Objective: Using the records provided below, locate and copy each line that contains the word "高等教育出版社".

Extracted data entries:
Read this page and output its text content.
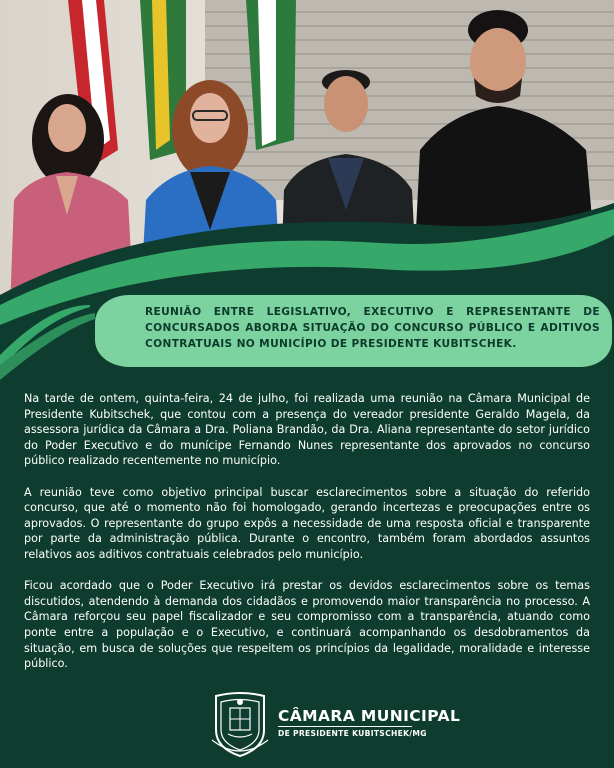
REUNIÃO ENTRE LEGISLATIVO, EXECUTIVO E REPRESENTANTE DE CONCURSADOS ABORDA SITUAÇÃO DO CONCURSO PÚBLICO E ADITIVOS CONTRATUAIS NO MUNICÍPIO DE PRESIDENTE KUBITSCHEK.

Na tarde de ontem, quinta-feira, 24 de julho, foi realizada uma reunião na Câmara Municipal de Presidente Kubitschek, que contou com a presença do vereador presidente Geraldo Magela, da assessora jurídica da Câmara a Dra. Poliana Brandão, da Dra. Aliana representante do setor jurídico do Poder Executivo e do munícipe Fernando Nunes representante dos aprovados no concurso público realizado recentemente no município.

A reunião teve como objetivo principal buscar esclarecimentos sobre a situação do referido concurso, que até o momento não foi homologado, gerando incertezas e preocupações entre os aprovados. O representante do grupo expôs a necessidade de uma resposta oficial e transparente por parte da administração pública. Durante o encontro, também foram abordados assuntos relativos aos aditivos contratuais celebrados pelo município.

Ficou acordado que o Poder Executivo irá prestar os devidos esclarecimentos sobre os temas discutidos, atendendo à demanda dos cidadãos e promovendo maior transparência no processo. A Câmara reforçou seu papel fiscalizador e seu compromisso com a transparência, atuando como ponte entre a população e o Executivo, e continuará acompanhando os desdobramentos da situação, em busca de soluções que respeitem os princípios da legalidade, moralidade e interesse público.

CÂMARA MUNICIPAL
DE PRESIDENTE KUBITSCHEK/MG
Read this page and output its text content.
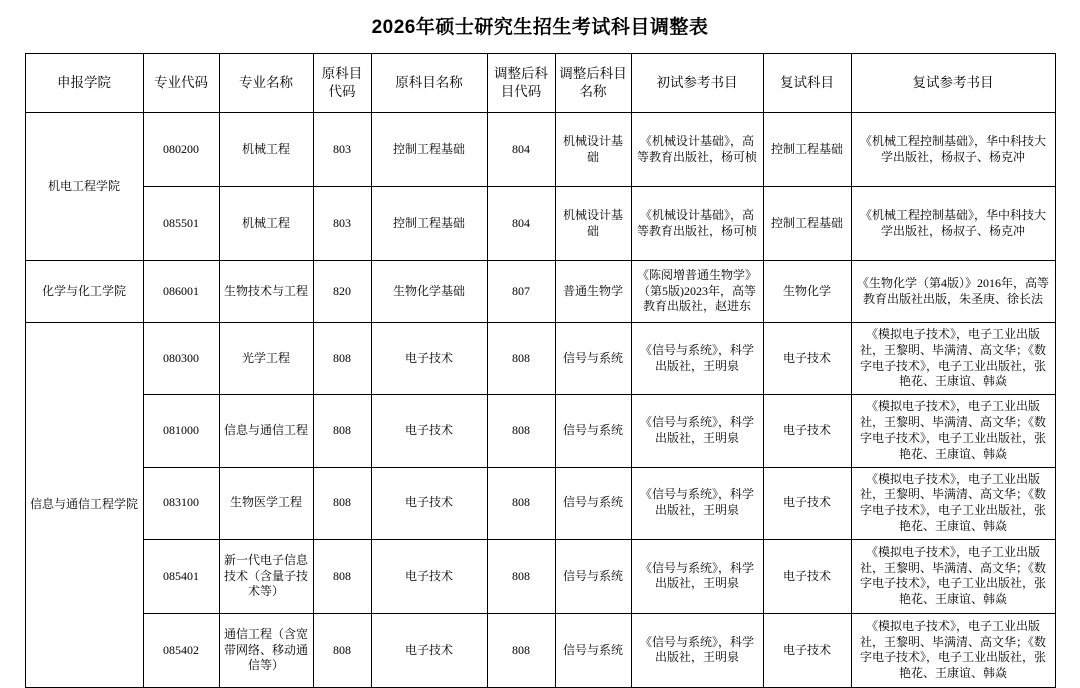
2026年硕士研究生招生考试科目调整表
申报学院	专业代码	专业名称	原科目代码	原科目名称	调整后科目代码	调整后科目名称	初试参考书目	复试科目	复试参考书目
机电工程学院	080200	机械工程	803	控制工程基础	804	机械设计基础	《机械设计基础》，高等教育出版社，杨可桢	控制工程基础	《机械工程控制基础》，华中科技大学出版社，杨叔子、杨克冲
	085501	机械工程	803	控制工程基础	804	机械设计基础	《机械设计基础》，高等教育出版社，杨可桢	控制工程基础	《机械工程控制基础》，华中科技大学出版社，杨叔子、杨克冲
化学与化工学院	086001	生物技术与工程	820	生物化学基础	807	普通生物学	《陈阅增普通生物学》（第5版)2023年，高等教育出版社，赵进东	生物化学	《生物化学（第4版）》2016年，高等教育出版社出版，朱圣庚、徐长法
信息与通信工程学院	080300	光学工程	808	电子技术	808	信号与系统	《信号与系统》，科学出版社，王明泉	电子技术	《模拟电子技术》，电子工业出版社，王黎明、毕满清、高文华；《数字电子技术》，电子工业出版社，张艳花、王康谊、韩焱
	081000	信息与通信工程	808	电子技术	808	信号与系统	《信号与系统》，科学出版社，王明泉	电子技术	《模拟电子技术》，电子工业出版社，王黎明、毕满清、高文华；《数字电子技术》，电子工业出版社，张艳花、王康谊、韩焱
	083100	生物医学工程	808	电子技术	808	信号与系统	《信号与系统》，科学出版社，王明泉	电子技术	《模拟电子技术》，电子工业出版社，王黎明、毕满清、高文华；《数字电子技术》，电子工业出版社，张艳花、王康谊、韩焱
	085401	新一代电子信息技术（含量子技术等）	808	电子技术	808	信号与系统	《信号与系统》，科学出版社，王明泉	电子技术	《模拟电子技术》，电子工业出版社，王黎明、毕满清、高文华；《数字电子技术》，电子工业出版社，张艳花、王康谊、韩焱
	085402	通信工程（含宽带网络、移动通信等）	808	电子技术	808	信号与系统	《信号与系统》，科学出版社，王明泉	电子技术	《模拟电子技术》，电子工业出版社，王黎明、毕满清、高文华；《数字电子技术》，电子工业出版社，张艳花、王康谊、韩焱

Complete response:
机电工程学院	080200	机械工程	803	控制工程基础	804	机械设计基础	《机械设计基础》，高等教育出版社，杨可桢	控制工程基础	《机械工程控制基础》，华中科技大学出版社，杨叔子、杨克冲
	085501	机械工程	803	控制工程基础	804	机械设计基础	《机械设计基础》，高等教育出版社，杨可桢	控制工程基础	《机械工程控制基础》，华中科技大学出版社，杨叔子、杨克冲
化学与化工学院	086001	生物技术与工程	820	生物化学基础	807	普通生物学	《陈阅增普通生物学》（第5版)2023年，高等教育出版社，赵进东	生物化学	《生物化学（第4版）》2016年，高等教育出版社出版，朱圣庚、徐长法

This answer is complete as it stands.